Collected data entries

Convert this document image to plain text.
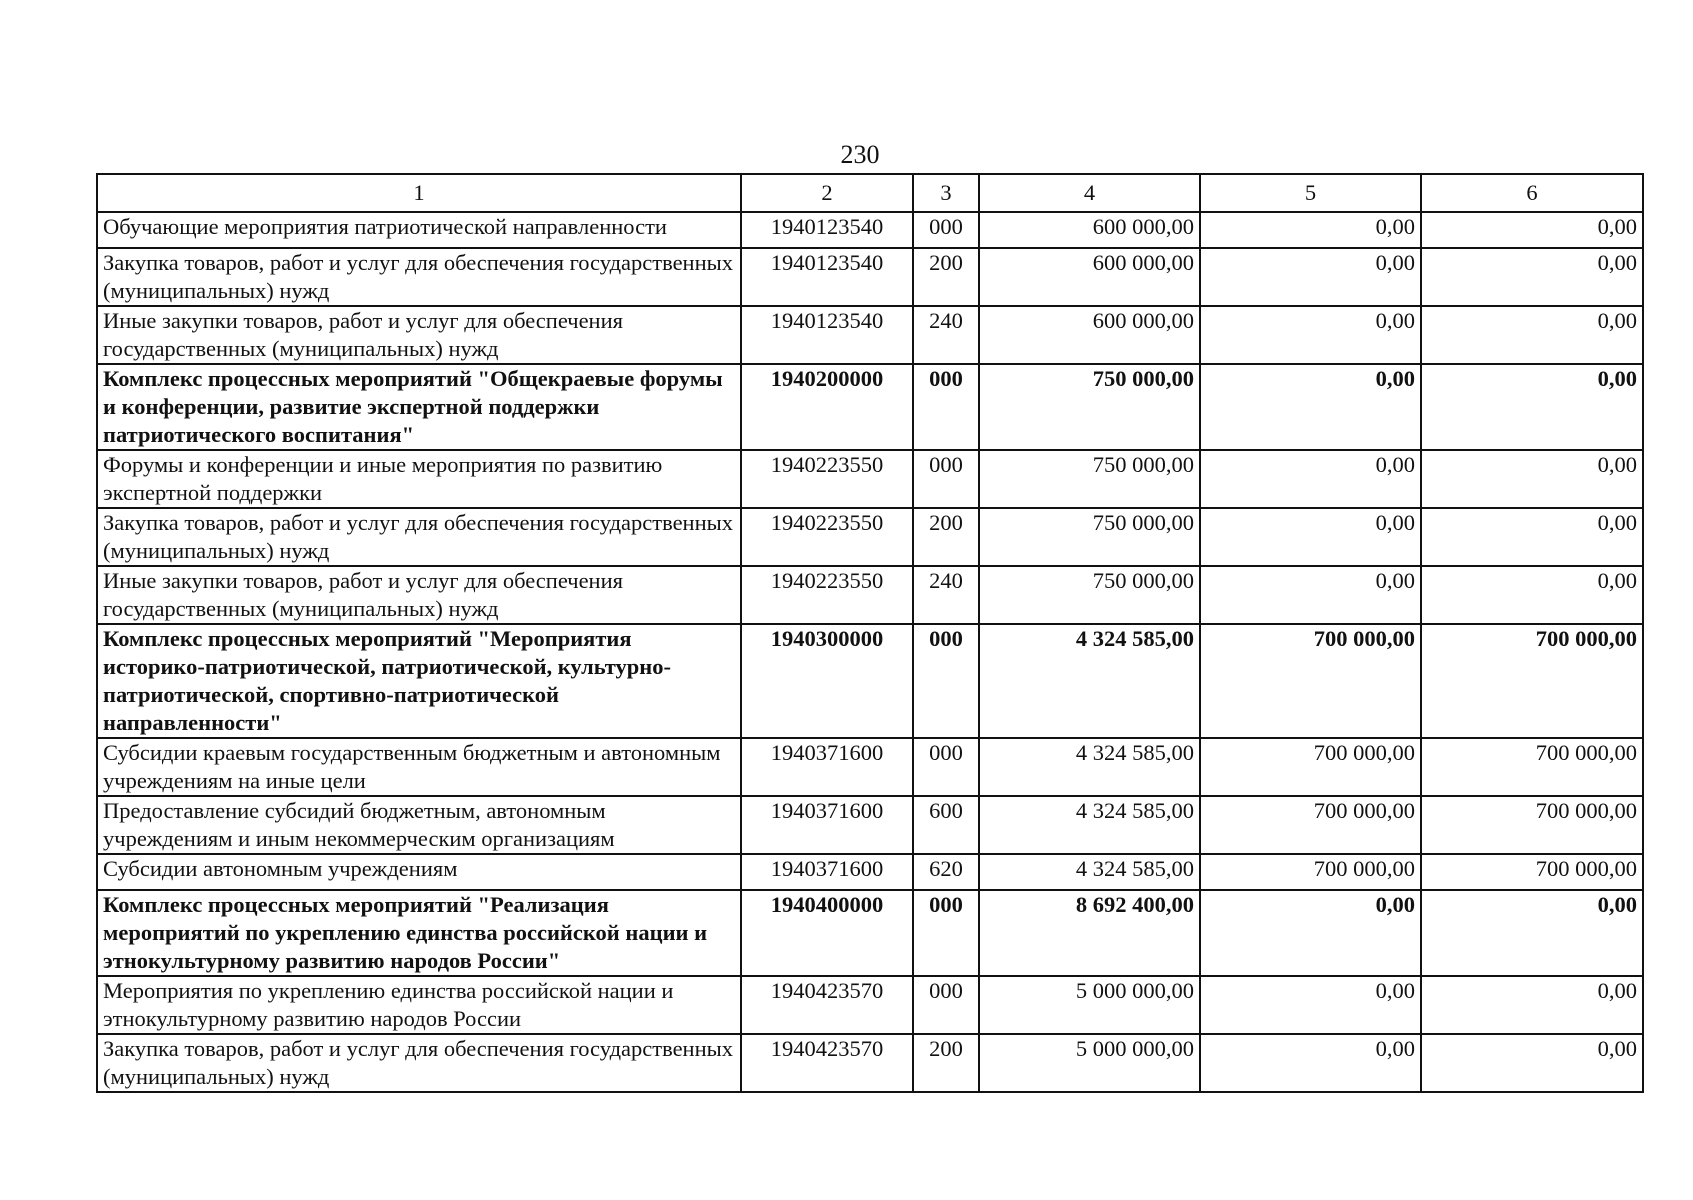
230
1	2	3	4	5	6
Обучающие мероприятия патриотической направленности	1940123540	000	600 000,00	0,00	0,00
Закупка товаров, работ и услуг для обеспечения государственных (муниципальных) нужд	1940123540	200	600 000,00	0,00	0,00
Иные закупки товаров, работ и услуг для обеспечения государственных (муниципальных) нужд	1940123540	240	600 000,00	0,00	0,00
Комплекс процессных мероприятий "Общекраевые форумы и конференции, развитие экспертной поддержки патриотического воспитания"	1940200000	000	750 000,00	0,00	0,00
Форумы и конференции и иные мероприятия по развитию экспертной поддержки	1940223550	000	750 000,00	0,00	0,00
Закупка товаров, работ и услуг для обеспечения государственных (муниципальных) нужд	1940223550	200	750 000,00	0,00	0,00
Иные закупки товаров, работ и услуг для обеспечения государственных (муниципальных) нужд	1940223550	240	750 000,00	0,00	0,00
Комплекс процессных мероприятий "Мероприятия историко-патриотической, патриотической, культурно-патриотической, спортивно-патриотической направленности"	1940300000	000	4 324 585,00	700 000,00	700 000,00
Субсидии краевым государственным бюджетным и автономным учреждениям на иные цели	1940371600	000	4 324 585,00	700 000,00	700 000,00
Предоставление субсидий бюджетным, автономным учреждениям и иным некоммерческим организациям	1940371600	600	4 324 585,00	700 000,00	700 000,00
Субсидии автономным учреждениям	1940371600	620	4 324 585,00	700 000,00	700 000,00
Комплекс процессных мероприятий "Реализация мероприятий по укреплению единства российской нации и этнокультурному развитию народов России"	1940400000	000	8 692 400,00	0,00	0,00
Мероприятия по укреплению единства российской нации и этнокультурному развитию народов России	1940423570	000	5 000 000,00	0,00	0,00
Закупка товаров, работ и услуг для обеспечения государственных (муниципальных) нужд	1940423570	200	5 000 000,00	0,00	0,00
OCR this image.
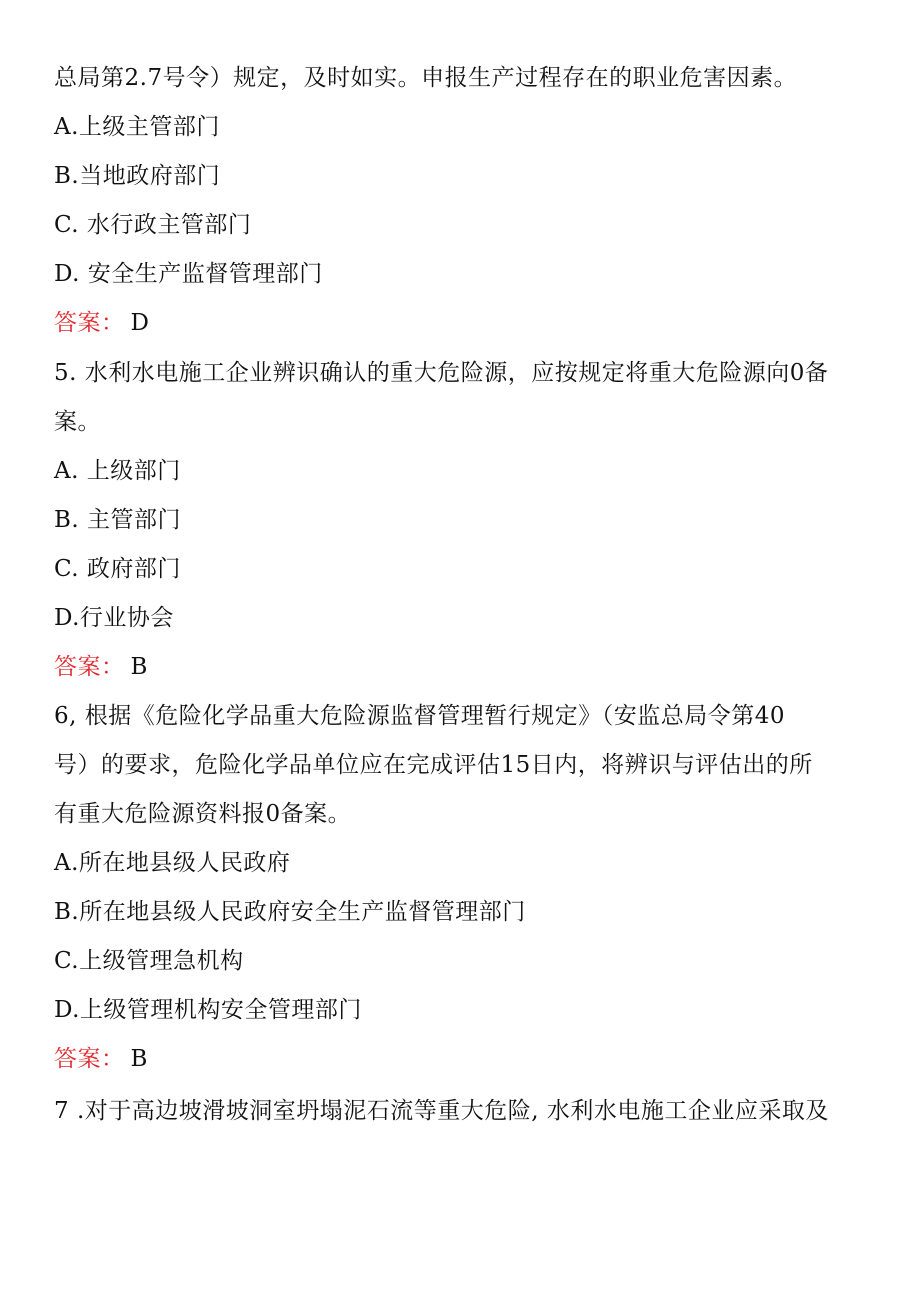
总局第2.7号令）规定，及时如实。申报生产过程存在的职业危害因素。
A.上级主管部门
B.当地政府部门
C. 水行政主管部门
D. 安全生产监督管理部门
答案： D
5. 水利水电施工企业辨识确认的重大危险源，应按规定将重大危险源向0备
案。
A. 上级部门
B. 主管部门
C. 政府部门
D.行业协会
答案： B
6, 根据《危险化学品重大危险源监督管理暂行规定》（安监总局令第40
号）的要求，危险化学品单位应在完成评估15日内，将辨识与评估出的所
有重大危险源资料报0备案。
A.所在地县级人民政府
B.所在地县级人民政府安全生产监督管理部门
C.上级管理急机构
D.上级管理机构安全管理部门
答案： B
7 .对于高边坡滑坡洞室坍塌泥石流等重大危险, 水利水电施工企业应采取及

> _What to work on_: Say how many lines in this listing hold the string "направленности", giving the count and nothing more.

> _Result of this task_: 2